Dataset extract Block Start

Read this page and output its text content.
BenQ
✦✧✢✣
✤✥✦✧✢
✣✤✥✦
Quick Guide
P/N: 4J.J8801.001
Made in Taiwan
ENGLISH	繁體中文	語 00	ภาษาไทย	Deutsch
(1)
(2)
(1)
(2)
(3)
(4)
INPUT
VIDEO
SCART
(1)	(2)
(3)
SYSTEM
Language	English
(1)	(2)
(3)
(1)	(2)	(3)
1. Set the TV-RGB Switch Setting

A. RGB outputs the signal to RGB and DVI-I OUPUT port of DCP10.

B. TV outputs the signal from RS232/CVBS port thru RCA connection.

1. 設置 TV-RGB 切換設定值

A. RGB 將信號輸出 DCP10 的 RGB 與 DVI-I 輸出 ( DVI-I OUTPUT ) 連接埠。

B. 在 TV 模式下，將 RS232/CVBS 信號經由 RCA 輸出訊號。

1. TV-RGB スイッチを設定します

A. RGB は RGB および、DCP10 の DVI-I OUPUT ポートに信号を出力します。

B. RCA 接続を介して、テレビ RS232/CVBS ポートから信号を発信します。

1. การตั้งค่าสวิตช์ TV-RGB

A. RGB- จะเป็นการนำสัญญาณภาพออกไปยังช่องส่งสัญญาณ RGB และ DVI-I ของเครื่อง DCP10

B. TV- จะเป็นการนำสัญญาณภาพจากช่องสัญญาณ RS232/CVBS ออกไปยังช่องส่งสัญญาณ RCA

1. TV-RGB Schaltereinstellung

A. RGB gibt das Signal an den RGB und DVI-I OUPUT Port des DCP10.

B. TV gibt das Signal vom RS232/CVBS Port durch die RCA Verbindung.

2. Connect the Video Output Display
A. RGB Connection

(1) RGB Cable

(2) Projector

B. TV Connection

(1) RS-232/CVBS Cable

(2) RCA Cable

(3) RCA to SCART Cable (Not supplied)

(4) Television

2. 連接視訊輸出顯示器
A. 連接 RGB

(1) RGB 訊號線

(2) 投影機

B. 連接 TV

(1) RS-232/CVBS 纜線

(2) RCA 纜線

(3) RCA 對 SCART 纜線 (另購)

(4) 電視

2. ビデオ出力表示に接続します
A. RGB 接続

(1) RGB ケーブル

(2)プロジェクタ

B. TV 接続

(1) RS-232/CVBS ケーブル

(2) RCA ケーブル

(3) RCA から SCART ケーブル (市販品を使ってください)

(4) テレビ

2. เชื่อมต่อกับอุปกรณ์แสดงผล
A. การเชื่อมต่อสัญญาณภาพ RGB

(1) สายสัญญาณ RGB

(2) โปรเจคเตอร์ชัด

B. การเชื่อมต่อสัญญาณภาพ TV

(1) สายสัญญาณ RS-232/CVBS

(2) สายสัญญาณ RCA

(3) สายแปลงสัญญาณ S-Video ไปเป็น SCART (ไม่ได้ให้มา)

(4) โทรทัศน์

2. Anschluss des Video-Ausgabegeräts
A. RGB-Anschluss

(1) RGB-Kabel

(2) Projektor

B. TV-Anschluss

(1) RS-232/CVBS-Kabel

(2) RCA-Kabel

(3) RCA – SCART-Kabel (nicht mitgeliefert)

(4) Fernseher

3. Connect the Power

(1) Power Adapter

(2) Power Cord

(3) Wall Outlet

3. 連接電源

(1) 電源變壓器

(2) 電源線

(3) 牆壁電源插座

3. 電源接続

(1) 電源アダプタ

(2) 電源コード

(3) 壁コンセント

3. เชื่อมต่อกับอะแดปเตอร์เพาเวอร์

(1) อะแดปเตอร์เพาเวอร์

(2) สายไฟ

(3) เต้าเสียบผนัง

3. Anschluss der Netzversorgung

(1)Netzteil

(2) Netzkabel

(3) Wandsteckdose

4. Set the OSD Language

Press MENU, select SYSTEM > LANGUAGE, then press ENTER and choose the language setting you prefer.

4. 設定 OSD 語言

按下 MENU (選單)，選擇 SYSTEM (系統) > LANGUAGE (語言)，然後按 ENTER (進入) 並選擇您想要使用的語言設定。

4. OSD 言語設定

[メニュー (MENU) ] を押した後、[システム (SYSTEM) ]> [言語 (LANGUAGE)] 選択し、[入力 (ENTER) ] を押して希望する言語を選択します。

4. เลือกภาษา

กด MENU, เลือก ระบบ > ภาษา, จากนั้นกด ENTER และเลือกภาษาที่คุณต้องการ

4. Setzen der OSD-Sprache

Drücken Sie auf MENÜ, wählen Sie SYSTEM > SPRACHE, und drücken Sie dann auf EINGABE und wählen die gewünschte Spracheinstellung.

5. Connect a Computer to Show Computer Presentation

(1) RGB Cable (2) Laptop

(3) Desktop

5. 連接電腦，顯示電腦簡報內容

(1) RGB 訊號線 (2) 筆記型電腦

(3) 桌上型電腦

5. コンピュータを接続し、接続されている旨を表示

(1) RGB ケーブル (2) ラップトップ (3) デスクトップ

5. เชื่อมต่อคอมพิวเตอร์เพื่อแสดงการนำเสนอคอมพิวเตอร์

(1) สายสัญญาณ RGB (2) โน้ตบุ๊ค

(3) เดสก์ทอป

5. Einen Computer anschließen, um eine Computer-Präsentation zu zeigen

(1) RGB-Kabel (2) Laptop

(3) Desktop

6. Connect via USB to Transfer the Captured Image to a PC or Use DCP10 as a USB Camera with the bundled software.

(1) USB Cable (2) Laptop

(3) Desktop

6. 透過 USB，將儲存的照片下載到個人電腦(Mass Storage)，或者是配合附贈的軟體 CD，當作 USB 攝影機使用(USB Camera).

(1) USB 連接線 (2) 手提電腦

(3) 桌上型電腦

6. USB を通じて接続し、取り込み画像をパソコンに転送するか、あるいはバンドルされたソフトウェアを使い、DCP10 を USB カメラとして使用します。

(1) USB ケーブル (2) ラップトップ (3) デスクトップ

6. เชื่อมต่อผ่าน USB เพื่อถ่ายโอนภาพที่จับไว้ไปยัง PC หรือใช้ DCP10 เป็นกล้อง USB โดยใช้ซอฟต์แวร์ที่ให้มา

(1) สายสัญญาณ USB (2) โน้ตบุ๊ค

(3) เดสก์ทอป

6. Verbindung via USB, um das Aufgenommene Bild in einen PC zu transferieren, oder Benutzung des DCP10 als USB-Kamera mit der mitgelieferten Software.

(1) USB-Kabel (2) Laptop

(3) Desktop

Dataset extract Block End

◆ **Problem statement**
Please reproduce every record shown above, exactly as written.

◆ **Response to the task**
Read this page and output its text content.
BenQ
✦✧✢✣
✤✥✦✧✢
✣✤✥✦
Quick Guide
P/N: 4J.J8801.001
Made in Taiwan
ENGLISH	繁體中文	語 00	ภาษาไทย	Deutsch
(1)
(2)
(1)
(2)
(3)
(4)
INPUT
VIDEO
SCART
(1)	(2)
(3)
SYSTEM
Language	English
(1)	(2)
(3)
(1)	(2)	(3)
1. Set the TV-RGB Switch Setting

A. RGB outputs the signal to RGB and DVI-I OUPUT port of DCP10.

B. TV outputs the signal from RS232/CVBS port thru RCA connection.

1. 設置 TV-RGB 切換設定值

A. RGB 將信號輸出 DCP10 的 RGB 與 DVI-I 輸出 ( DVI-I OUTPUT ) 連接埠。

B. 在 TV 模式下，將 RS232/CVBS 信號經由 RCA 輸出訊號。

1. TV-RGB スイッチを設定します

A. RGB は RGB および、DCP10 の DVI-I OUPUT ポートに信号を出力します。

B. RCA 接続を介して、テレビ RS232/CVBS ポートから信号を発信します。

1. การตั้งค่าสวิตช์ TV-RGB

A. RGB- จะเป็นการนำสัญญาณภาพออกไปยังช่องส่งสัญญาณ RGB และ DVI-I ของเครื่อง DCP10

B. TV- จะเป็นการนำสัญญาณภาพจากช่องสัญญาณ RS232/CVBS ออกไปยังช่องส่งสัญญาณ RCA

1. TV-RGB Schaltereinstellung

A. RGB gibt das Signal an den RGB und DVI-I OUPUT Port des DCP10.

B. TV gibt das Signal vom RS232/CVBS Port durch die RCA Verbindung.

2. Connect the Video Output Display
A. RGB Connection

(1) RGB Cable

(2) Projector

B. TV Connection

(1) RS-232/CVBS Cable

(2) RCA Cable

(3) RCA to SCART Cable (Not supplied)

(4) Television

2. 連接視訊輸出顯示器
A. 連接 RGB

(1) RGB 訊號線

(2) 投影機

B. 連接 TV

(1) RS-232/CVBS 纜線

(2) RCA 纜線

(3) RCA 對 SCART 纜線 (另購)

(4) 電視

2. ビデオ出力表示に接続します
A. RGB 接続

(1) RGB ケーブル

(2)プロジェクタ

B. TV 接続

(1) RS-232/CVBS ケーブル

(2) RCA ケーブル

(3) RCA から SCART ケーブル (市販品を使ってください)

(4) テレビ

2. เชื่อมต่อกับอุปกรณ์แสดงผล
A. การเชื่อมต่อสัญญาณภาพ RGB

(1) สายสัญญาณ RGB

(2) โปรเจคเตอร์ชัด

B. การเชื่อมต่อสัญญาณภาพ TV

(1) สายสัญญาณ RS-232/CVBS

(2) สายสัญญาณ RCA

(3) สายแปลงสัญญาณ S-Video ไปเป็น SCART (ไม่ได้ให้มา)

(4) โทรทัศน์

2. Anschluss des Video-Ausgabegeräts
A. RGB-Anschluss

(1) RGB-Kabel

(2) Projektor

B. TV-Anschluss

(1) RS-232/CVBS-Kabel

(2) RCA-Kabel

(3) RCA – SCART-Kabel (nicht mitgeliefert)

(4) Fernseher

3. Connect the Power

(1) Power Adapter

(2) Power Cord

(3) Wall Outlet

3. 連接電源

(1) 電源變壓器

(2) 電源線

(3) 牆壁電源插座

3. 電源接続

(1) 電源アダプタ

(2) 電源コード

(3) 壁コンセント

3. เชื่อมต่อกับอะแดปเตอร์เพาเวอร์

(1) อะแดปเตอร์เพาเวอร์

(2) สายไฟ

(3) เต้าเสียบผนัง

3. Anschluss der Netzversorgung

(1)Netzteil

(2) Netzkabel

(3) Wandsteckdose

4. Set the OSD Language

Press MENU, select SYSTEM > LANGUAGE, then press ENTER and choose the language setting you prefer.

4. 設定 OSD 語言

按下 MENU (選單)，選擇 SYSTEM (系統) > LANGUAGE (語言)，然後按 ENTER (進入) 並選擇您想要使用的語言設定。

4. OSD 言語設定

[メニュー (MENU) ] を押した後、[システム (SYSTEM) ]> [言語 (LANGUAGE)] 選択し、[入力 (ENTER) ] を押して希望する言語を選択します。

4. เลือกภาษา

กด MENU, เลือก ระบบ > ภาษา, จากนั้นกด ENTER และเลือกภาษาที่คุณต้องการ

4. Setzen der OSD-Sprache

Drücken Sie auf MENÜ, wählen Sie SYSTEM > SPRACHE, und drücken Sie dann auf EINGABE und wählen die gewünschte Spracheinstellung.

5. Connect a Computer to Show Computer Presentation

(1) RGB Cable (2) Laptop

(3) Desktop

5. 連接電腦，顯示電腦簡報內容

(1) RGB 訊號線 (2) 筆記型電腦

(3) 桌上型電腦

5. コンピュータを接続し、接続されている旨を表示

(1) RGB ケーブル (2) ラップトップ (3) デスクトップ

5. เชื่อมต่อคอมพิวเตอร์เพื่อแสดงการนำเสนอคอมพิวเตอร์

(1) สายสัญญาณ RGB (2) โน้ตบุ๊ค

(3) เดสก์ทอป

5. Einen Computer anschließen, um eine Computer-Präsentation zu zeigen

(1) RGB-Kabel (2) Laptop

(3) Desktop

6. Connect via USB to Transfer the Captured Image to a PC or Use DCP10 as a USB Camera with the bundled software.

(1) USB Cable (2) Laptop

(3) Desktop

6. 透過 USB，將儲存的照片下載到個人電腦(Mass Storage)，或者是配合附贈的軟體 CD，當作 USB 攝影機使用(USB Camera).

(1) USB 連接線 (2) 手提電腦

(3) 桌上型電腦

6. USB を通じて接続し、取り込み画像をパソコンに転送するか、あるいはバンドルされたソフトウェアを使い、DCP10 を USB カメラとして使用します。

(1) USB ケーブル (2) ラップトップ (3) デスクトップ

6. เชื่อมต่อผ่าน USB เพื่อถ่ายโอนภาพที่จับไว้ไปยัง PC หรือใช้ DCP10 เป็นกล้อง USB โดยใช้ซอฟต์แวร์ที่ให้มา

(1) สายสัญญาณ USB (2) โน้ตบุ๊ค

(3) เดสก์ทอป

6. Verbindung via USB, um das Aufgenommene Bild in einen PC zu transferieren, oder Benutzung des DCP10 als USB-Kamera mit der mitgelieferten Software.

(1) USB-Kabel (2) Laptop

(3) Desktop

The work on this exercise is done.